WHAT IS EXPECTED:
Single out each line with the word "Ratio" and copy it.
■ ■ ■ ■
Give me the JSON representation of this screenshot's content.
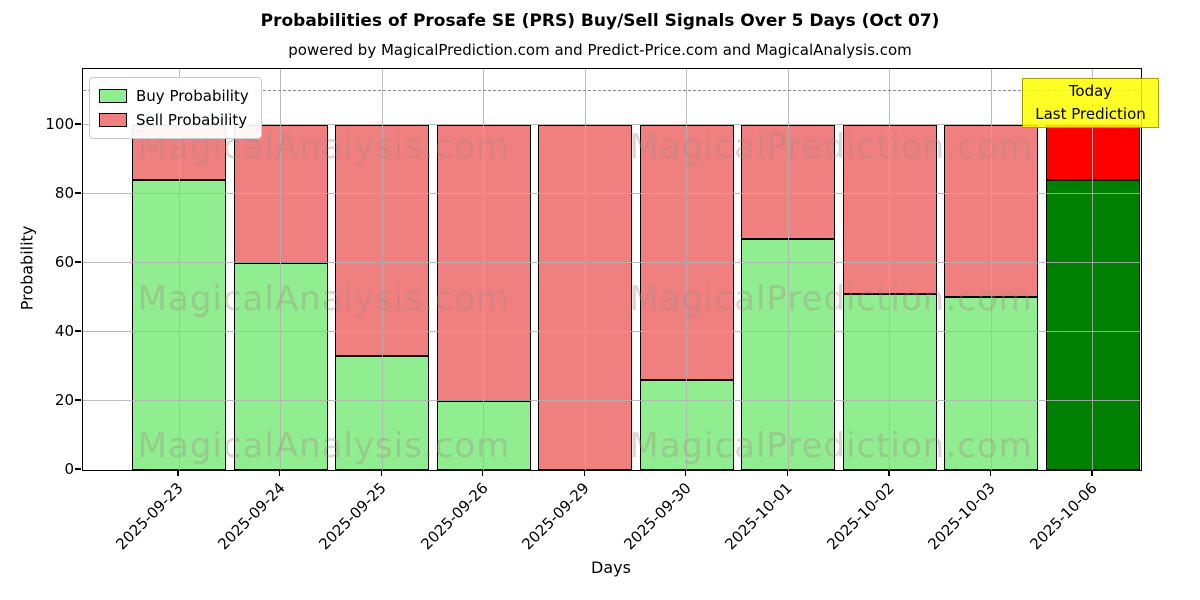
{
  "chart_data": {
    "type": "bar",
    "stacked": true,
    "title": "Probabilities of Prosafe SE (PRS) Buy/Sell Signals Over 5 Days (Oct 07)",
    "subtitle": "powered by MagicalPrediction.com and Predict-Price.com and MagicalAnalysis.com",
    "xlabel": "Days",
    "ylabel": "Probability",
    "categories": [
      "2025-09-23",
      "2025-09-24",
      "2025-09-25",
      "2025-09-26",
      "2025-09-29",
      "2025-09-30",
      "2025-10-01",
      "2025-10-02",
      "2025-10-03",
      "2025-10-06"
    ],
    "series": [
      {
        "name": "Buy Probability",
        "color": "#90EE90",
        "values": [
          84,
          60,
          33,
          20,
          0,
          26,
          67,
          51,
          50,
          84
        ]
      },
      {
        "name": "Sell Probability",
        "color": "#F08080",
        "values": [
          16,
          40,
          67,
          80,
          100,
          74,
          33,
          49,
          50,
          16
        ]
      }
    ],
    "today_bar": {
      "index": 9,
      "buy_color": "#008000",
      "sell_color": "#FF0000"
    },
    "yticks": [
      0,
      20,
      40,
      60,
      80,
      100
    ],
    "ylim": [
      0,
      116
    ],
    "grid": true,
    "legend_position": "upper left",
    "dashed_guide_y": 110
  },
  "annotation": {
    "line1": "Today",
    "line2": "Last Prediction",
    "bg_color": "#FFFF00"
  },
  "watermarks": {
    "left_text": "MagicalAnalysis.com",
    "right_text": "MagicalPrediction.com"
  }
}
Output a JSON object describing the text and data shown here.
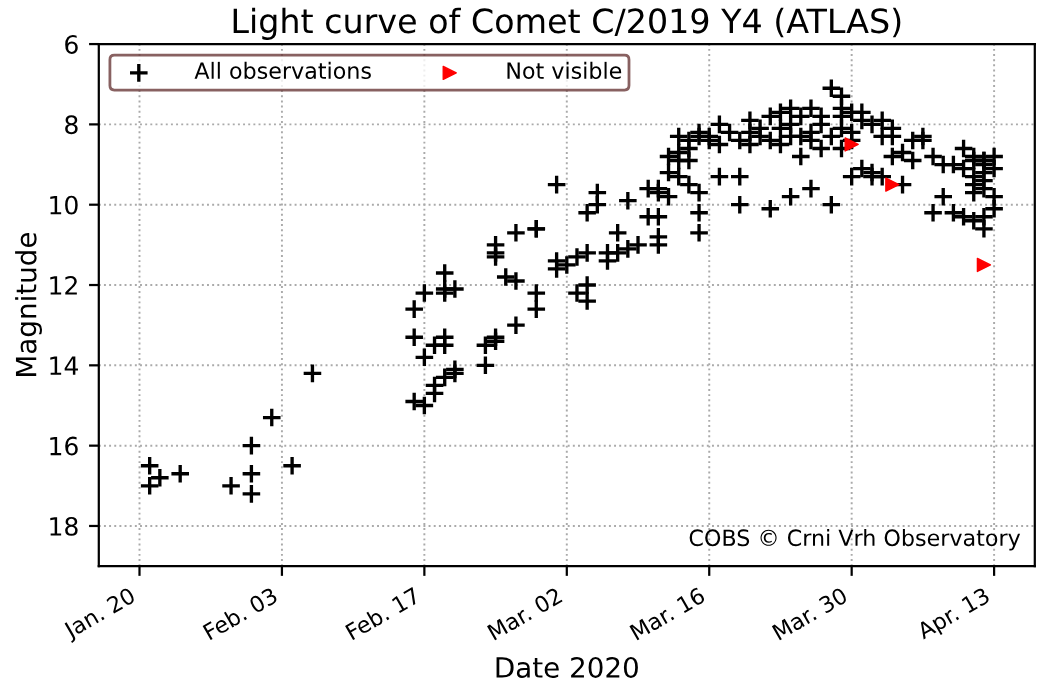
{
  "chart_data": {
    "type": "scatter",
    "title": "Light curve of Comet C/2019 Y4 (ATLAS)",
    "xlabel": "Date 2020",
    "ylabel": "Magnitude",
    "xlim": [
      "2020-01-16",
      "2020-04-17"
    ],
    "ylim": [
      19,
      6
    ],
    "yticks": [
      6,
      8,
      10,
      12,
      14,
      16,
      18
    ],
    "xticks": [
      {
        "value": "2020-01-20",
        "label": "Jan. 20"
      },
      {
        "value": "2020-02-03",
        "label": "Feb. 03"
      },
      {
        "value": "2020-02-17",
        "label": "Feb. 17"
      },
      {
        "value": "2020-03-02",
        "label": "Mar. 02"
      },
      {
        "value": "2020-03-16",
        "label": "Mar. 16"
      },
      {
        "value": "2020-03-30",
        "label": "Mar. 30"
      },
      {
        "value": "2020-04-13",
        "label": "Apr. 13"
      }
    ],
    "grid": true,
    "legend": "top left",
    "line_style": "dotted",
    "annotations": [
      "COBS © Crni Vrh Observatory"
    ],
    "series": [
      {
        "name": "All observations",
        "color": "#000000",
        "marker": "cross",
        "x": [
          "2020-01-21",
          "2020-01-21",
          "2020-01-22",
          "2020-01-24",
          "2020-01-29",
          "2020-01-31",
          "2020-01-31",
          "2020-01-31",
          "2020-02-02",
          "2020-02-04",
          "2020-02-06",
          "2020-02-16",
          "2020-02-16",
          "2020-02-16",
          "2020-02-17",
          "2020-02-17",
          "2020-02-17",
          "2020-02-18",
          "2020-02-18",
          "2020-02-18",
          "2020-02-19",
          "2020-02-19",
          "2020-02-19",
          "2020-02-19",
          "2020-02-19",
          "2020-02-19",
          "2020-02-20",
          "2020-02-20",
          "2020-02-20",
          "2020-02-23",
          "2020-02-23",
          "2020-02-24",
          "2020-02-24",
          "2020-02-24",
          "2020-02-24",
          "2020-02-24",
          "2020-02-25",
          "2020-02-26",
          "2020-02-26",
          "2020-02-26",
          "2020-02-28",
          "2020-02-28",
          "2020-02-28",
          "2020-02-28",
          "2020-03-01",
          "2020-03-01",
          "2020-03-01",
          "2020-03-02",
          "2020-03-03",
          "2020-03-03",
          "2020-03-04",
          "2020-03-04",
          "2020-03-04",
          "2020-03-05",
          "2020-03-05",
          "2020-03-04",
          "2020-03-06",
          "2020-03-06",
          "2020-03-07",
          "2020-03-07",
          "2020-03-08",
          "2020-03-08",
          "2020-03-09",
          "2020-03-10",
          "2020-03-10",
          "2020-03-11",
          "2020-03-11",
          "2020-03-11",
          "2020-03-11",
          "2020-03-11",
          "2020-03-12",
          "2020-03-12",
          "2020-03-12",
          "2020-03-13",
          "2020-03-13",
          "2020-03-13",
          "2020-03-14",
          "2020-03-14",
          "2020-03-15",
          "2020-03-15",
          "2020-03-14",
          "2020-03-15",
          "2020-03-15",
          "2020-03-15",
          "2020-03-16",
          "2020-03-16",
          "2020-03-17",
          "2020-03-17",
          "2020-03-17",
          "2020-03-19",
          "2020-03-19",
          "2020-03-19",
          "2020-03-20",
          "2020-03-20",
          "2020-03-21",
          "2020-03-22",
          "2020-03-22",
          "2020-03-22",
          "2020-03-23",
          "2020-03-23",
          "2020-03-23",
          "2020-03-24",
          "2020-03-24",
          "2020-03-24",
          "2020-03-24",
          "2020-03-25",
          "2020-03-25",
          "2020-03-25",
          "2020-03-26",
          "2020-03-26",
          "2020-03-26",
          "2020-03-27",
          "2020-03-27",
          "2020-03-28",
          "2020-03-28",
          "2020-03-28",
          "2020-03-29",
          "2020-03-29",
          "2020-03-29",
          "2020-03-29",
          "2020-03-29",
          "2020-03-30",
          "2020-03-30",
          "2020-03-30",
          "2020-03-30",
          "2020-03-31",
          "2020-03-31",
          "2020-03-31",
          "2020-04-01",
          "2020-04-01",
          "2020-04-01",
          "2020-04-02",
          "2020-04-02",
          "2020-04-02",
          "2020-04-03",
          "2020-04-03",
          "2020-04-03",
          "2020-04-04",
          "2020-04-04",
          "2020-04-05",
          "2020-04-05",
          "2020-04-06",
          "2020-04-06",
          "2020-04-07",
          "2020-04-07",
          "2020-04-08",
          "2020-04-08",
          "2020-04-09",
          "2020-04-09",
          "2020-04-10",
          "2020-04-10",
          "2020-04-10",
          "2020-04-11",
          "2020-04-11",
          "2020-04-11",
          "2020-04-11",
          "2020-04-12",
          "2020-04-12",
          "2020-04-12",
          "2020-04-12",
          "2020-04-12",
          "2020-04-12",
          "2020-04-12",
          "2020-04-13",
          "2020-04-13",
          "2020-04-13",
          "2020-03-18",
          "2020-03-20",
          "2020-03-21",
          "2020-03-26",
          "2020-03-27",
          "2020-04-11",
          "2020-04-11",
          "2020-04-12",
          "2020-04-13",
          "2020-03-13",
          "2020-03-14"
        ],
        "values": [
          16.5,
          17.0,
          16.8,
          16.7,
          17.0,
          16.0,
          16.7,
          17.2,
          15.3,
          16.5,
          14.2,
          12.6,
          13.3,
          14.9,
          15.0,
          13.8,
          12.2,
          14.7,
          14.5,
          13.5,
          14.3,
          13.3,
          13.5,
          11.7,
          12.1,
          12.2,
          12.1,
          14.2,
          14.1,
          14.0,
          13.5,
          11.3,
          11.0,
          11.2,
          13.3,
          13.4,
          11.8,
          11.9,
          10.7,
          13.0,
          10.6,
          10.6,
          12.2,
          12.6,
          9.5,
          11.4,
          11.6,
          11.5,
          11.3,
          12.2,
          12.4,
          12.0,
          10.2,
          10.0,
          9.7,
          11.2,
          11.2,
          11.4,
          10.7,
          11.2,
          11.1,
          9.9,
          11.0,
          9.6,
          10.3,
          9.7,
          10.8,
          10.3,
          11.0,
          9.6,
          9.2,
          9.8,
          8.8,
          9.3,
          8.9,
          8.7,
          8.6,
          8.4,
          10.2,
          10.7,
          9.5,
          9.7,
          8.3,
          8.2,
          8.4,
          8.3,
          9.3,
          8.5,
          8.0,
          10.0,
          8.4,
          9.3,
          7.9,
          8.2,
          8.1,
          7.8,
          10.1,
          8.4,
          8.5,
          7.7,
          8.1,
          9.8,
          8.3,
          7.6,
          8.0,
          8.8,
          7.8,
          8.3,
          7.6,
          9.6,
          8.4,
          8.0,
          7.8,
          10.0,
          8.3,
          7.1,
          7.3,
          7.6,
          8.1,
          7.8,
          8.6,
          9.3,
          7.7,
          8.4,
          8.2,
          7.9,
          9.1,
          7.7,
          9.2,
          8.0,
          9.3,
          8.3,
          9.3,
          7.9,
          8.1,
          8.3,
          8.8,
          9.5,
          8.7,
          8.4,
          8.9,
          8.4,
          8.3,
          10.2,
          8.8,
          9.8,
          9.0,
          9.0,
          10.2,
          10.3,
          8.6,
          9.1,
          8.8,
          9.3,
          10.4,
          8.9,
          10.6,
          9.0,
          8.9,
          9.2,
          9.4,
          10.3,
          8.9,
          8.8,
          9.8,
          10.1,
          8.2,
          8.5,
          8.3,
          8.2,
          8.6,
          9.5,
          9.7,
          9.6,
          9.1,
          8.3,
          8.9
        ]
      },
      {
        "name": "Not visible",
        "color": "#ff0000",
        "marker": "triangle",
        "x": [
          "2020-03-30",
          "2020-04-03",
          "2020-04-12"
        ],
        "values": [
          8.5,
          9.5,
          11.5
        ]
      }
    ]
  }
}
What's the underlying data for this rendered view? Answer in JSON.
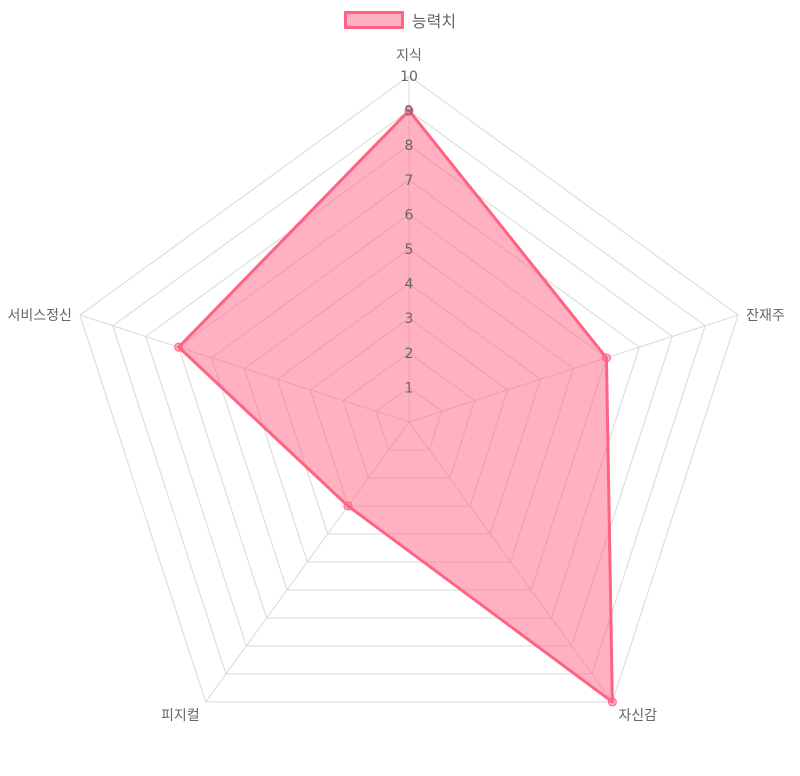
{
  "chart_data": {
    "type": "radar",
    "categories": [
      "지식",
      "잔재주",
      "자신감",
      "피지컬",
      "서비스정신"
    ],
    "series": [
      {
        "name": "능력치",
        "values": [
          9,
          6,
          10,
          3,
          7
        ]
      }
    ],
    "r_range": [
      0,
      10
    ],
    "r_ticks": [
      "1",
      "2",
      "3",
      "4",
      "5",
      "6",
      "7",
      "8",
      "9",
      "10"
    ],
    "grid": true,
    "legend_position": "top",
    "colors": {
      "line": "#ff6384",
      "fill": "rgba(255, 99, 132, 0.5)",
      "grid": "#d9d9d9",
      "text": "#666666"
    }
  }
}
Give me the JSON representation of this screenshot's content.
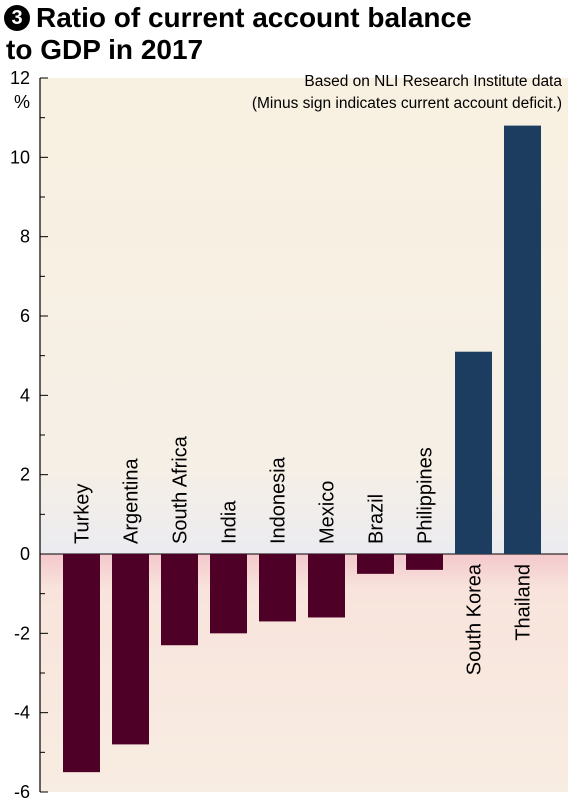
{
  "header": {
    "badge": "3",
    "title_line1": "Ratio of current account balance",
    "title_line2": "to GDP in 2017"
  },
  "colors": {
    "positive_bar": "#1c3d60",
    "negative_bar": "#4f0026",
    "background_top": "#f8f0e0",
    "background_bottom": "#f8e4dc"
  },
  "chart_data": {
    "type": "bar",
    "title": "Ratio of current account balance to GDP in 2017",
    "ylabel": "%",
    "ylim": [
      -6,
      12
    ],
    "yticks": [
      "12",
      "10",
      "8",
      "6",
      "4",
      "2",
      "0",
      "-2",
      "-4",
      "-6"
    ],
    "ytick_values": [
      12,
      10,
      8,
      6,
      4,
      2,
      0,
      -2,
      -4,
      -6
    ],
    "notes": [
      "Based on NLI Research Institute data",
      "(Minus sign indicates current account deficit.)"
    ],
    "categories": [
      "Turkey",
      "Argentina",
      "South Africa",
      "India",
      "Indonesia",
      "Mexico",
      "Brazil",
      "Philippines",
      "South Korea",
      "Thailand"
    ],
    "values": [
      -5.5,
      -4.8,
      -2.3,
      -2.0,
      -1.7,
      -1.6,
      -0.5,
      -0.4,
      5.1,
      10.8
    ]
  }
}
■ ■ ■ ■
RESULT FOR THIS EXERCISE:
    "title_line1": "Ratio of current account balance",
    "title": "Ratio of current account balance to GDP in 2017",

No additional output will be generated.